Stated exercise
Every record below should be printed exactly as given.

Dataset

###

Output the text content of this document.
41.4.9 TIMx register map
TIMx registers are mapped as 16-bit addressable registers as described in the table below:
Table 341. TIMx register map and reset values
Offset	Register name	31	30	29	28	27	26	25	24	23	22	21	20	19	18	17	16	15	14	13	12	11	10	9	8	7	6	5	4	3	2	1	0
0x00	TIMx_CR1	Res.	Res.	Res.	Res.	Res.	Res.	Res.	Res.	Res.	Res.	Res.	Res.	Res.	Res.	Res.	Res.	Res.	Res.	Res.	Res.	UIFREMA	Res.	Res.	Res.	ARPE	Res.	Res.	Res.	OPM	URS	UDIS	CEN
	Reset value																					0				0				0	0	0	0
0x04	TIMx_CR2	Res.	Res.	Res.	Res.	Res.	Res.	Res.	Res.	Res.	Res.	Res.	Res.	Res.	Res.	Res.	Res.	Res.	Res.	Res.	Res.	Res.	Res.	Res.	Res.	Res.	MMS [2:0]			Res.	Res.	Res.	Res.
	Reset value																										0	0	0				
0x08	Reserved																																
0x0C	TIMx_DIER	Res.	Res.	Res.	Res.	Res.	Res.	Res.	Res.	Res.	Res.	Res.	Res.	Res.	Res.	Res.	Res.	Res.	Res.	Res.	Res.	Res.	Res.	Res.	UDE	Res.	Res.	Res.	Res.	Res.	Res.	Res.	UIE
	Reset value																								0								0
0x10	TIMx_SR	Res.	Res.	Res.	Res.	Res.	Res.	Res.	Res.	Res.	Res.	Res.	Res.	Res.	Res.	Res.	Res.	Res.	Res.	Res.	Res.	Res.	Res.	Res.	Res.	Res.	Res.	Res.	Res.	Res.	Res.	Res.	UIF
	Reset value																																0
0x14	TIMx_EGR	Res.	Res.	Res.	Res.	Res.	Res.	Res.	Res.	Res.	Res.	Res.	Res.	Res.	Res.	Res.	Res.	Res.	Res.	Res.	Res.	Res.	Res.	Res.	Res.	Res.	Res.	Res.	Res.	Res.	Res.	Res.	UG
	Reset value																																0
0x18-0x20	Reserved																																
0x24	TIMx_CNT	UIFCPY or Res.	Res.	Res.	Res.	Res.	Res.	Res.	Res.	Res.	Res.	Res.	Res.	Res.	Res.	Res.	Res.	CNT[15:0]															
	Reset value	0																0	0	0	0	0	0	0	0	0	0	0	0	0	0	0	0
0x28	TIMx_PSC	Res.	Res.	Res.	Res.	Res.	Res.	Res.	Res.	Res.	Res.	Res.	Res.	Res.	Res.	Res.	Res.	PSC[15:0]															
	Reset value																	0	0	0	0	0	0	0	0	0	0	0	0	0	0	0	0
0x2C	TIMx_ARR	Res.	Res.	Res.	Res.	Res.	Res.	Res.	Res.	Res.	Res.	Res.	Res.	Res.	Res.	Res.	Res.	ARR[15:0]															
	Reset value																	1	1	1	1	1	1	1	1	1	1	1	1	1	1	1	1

###

Reply to the task
Output the text content of this document.
41.4.9 TIMx register map
TIMx registers are mapped as 16-bit addressable registers as described in the table below:
Table 341. TIMx register map and reset values
Offset	Register name	31	30	29	28	27	26	25	24	23	22	21	20	19	18	17	16	15	14	13	12	11	10	9	8	7	6	5	4	3	2	1	0
0x00	TIMx_CR1	Res.	Res.	Res.	Res.	Res.	Res.	Res.	Res.	Res.	Res.	Res.	Res.	Res.	Res.	Res.	Res.	Res.	Res.	Res.	Res.	UIFREMA	Res.	Res.	Res.	ARPE	Res.	Res.	Res.	OPM	URS	UDIS	CEN
	Reset value																					0				0				0	0	0	0
0x04	TIMx_CR2	Res.	Res.	Res.	Res.	Res.	Res.	Res.	Res.	Res.	Res.	Res.	Res.	Res.	Res.	Res.	Res.	Res.	Res.	Res.	Res.	Res.	Res.	Res.	Res.	Res.	MMS [2:0]			Res.	Res.	Res.	Res.
	Reset value																										0	0	0				
0x08	Reserved																																
0x0C	TIMx_DIER	Res.	Res.	Res.	Res.	Res.	Res.	Res.	Res.	Res.	Res.	Res.	Res.	Res.	Res.	Res.	Res.	Res.	Res.	Res.	Res.	Res.	Res.	Res.	UDE	Res.	Res.	Res.	Res.	Res.	Res.	Res.	UIE
	Reset value																								0								0
0x10	TIMx_SR	Res.	Res.	Res.	Res.	Res.	Res.	Res.	Res.	Res.	Res.	Res.	Res.	Res.	Res.	Res.	Res.	Res.	Res.	Res.	Res.	Res.	Res.	Res.	Res.	Res.	Res.	Res.	Res.	Res.	Res.	Res.	UIF
	Reset value																																0
0x14	TIMx_EGR	Res.	Res.	Res.	Res.	Res.	Res.	Res.	Res.	Res.	Res.	Res.	Res.	Res.	Res.	Res.	Res.	Res.	Res.	Res.	Res.	Res.	Res.	Res.	Res.	Res.	Res.	Res.	Res.	Res.	Res.	Res.	UG
	Reset value																																0
0x18-0x20	Reserved																																
0x24	TIMx_CNT	UIFCPY or Res.	Res.	Res.	Res.	Res.	Res.	Res.	Res.	Res.	Res.	Res.	Res.	Res.	Res.	Res.	Res.	CNT[15:0]															
	Reset value	0																0	0	0	0	0	0	0	0	0	0	0	0	0	0	0	0
0x28	TIMx_PSC	Res.	Res.	Res.	Res.	Res.	Res.	Res.	Res.	Res.	Res.	Res.	Res.	Res.	Res.	Res.	Res.	PSC[15:0]															
	Reset value																	0	0	0	0	0	0	0	0	0	0	0	0	0	0	0	0
0x2C	TIMx_ARR	Res.	Res.	Res.	Res.	Res.	Res.	Res.	Res.	Res.	Res.	Res.	Res.	Res.	Res.	Res.	Res.	ARR[15:0]															
	Reset value																	1	1	1	1	1	1	1	1	1	1	1	1	1	1	1	1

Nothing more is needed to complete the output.